#### EXERCISE PROMPT:
Tell how many lines include the string "will". Answer with a single number.

#### INFORMATION PROVIDED:
========================================================================

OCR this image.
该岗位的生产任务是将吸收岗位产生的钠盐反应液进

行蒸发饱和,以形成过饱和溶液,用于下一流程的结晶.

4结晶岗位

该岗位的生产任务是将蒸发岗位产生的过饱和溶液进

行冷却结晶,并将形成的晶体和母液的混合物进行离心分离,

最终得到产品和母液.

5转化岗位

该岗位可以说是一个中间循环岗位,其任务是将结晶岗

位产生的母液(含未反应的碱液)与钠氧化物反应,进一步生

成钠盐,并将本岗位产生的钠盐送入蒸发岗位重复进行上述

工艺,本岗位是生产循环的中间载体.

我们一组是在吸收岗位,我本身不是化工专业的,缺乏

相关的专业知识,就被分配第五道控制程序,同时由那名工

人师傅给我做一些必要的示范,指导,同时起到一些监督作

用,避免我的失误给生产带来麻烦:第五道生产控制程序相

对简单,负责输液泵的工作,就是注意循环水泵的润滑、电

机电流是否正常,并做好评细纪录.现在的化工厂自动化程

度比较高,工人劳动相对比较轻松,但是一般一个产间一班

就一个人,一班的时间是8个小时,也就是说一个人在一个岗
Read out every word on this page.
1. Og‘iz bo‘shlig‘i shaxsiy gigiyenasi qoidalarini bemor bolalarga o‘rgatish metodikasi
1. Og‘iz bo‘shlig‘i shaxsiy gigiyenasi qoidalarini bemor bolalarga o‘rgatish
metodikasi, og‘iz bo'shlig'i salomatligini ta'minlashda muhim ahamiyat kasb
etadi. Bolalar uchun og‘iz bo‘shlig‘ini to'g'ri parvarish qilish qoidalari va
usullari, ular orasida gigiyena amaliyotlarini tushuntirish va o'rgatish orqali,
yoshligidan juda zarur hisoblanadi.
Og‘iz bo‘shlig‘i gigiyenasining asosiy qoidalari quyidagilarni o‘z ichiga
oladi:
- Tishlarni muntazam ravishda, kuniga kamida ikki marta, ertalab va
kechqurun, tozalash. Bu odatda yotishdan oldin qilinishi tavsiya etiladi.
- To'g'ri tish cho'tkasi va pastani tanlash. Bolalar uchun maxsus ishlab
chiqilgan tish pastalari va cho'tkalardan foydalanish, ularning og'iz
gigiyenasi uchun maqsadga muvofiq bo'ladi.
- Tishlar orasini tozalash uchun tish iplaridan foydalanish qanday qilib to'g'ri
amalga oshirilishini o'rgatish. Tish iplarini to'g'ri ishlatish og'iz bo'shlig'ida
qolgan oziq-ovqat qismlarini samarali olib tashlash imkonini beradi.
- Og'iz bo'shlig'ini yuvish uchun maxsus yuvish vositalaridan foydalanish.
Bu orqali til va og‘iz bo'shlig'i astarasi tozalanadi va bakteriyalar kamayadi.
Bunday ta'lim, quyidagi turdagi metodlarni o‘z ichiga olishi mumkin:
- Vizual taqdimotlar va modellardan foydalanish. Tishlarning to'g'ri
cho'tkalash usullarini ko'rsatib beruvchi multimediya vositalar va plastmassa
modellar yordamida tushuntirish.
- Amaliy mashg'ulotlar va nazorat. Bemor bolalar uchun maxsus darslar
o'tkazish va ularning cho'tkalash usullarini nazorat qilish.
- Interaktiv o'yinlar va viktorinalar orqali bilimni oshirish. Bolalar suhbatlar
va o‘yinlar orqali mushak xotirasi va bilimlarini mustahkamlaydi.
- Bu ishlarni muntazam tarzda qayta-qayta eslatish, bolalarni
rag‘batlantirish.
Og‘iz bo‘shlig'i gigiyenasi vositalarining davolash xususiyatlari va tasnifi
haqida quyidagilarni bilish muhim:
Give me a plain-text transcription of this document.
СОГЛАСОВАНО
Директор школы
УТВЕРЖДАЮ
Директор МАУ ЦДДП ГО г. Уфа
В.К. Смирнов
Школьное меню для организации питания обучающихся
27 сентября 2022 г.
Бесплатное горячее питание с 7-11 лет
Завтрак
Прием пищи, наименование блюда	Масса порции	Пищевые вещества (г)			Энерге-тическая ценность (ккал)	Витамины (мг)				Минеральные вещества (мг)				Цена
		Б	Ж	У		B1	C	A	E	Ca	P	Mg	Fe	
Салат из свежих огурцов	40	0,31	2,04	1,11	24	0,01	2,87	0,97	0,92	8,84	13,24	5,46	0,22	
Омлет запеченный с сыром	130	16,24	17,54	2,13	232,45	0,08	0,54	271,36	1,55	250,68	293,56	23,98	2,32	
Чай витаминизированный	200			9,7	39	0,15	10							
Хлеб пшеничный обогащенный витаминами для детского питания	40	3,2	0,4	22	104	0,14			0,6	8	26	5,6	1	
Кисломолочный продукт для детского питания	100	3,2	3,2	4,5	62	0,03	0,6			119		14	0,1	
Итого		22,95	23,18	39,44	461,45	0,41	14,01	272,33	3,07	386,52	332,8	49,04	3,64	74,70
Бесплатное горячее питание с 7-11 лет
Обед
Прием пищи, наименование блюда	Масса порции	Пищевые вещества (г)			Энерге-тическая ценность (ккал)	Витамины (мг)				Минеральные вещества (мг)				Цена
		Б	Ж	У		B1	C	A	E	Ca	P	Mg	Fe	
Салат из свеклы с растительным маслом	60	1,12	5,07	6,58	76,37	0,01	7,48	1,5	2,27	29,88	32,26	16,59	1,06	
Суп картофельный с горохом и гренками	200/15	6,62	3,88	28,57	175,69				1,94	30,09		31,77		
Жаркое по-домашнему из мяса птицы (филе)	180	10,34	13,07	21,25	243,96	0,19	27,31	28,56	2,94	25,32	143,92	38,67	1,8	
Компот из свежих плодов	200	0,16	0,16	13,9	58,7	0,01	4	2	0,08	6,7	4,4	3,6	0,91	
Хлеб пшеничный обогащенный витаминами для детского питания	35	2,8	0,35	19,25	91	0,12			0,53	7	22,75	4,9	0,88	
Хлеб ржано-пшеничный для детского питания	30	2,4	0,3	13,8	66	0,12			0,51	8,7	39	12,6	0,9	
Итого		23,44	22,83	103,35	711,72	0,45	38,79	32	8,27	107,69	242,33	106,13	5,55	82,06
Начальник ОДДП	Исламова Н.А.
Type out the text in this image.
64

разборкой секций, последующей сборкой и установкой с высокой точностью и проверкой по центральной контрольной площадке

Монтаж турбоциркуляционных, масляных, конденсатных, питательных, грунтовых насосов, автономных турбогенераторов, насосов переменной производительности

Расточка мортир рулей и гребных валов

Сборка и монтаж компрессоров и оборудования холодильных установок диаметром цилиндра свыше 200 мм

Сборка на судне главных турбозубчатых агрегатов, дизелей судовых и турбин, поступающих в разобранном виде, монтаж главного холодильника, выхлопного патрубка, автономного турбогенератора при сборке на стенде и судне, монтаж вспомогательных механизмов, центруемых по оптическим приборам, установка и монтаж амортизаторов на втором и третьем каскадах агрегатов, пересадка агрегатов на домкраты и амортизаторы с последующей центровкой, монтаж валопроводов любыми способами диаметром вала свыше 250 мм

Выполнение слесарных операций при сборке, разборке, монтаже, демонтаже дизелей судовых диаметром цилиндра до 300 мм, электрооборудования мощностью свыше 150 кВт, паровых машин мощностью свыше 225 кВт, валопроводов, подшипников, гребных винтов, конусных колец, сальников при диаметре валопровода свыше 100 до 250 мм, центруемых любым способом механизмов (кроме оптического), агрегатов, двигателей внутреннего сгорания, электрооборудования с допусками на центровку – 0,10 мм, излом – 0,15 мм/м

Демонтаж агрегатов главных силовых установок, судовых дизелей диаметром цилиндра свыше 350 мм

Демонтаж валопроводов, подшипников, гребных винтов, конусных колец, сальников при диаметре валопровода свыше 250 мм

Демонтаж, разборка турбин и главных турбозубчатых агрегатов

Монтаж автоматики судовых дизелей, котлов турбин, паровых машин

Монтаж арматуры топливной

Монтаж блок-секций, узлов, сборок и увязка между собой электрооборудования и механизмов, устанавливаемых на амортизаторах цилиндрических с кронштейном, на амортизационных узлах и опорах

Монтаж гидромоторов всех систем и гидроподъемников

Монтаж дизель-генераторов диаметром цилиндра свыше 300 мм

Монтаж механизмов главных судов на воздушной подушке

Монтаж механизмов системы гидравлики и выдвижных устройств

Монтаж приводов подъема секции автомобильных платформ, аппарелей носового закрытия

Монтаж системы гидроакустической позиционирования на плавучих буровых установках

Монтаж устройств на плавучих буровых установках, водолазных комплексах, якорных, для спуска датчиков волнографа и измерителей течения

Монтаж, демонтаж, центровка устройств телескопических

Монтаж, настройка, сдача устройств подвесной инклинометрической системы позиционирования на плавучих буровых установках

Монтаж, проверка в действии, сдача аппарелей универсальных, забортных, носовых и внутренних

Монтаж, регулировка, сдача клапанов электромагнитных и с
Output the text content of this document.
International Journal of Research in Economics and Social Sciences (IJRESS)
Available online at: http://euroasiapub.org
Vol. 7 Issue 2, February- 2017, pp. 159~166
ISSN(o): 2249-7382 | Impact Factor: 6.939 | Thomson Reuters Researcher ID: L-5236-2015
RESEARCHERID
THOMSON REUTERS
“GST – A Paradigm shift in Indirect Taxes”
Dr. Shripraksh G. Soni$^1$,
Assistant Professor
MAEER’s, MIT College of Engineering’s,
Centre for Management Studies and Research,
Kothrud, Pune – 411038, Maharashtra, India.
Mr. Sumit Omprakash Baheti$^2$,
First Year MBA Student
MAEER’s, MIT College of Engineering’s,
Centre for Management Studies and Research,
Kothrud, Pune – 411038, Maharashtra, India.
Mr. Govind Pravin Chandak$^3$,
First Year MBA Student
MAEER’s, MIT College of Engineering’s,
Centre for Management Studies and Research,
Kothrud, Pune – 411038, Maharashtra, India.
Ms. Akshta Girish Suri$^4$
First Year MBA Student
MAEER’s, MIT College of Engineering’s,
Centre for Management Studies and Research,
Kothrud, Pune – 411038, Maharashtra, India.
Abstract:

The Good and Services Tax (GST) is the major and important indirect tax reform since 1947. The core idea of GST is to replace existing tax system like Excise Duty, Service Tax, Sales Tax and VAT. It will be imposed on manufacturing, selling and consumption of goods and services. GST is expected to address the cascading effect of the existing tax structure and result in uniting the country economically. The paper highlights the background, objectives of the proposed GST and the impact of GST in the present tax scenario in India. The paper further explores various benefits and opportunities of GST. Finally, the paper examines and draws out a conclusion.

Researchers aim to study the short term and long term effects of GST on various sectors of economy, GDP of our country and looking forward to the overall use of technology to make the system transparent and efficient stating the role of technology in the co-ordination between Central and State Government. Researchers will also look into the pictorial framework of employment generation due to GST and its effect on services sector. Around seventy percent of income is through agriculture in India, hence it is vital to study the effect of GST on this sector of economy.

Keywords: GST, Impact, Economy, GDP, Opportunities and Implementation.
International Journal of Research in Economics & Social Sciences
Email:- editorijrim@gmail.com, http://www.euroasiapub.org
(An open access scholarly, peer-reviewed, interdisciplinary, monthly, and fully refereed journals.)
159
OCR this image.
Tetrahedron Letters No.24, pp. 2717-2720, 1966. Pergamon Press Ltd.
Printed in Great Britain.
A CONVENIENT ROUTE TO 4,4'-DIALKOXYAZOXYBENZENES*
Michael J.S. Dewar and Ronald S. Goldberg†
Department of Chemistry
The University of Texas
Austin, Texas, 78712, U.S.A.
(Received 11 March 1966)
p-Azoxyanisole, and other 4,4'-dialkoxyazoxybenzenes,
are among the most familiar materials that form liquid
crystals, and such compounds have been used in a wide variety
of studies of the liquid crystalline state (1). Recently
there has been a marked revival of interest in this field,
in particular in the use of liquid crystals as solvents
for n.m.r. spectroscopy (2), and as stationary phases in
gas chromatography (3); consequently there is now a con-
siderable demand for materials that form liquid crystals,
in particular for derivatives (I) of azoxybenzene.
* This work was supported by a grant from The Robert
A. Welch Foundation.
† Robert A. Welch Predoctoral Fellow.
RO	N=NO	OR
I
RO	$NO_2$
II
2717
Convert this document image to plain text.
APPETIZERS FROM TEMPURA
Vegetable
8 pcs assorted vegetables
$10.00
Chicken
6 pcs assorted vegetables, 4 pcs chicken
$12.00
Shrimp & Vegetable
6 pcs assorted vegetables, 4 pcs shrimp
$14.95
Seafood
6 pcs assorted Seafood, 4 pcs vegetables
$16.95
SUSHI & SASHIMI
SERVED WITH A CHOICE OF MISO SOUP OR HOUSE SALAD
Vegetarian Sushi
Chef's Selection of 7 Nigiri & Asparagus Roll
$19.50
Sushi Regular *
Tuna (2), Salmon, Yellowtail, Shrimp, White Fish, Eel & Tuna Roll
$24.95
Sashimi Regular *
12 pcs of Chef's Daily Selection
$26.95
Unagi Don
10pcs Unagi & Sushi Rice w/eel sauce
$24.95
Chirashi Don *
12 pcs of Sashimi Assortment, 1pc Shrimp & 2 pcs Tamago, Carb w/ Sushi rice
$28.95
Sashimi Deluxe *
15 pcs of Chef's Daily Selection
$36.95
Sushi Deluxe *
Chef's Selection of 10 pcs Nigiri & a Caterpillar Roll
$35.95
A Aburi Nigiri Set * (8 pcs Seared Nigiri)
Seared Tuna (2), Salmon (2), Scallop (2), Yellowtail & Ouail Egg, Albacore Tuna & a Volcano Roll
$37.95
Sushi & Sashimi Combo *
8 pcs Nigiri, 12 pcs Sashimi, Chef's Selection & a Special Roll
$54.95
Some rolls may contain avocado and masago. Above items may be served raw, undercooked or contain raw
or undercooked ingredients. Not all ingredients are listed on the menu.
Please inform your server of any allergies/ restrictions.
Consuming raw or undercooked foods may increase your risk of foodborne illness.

========================================================================

#### FINAL RESULT:
2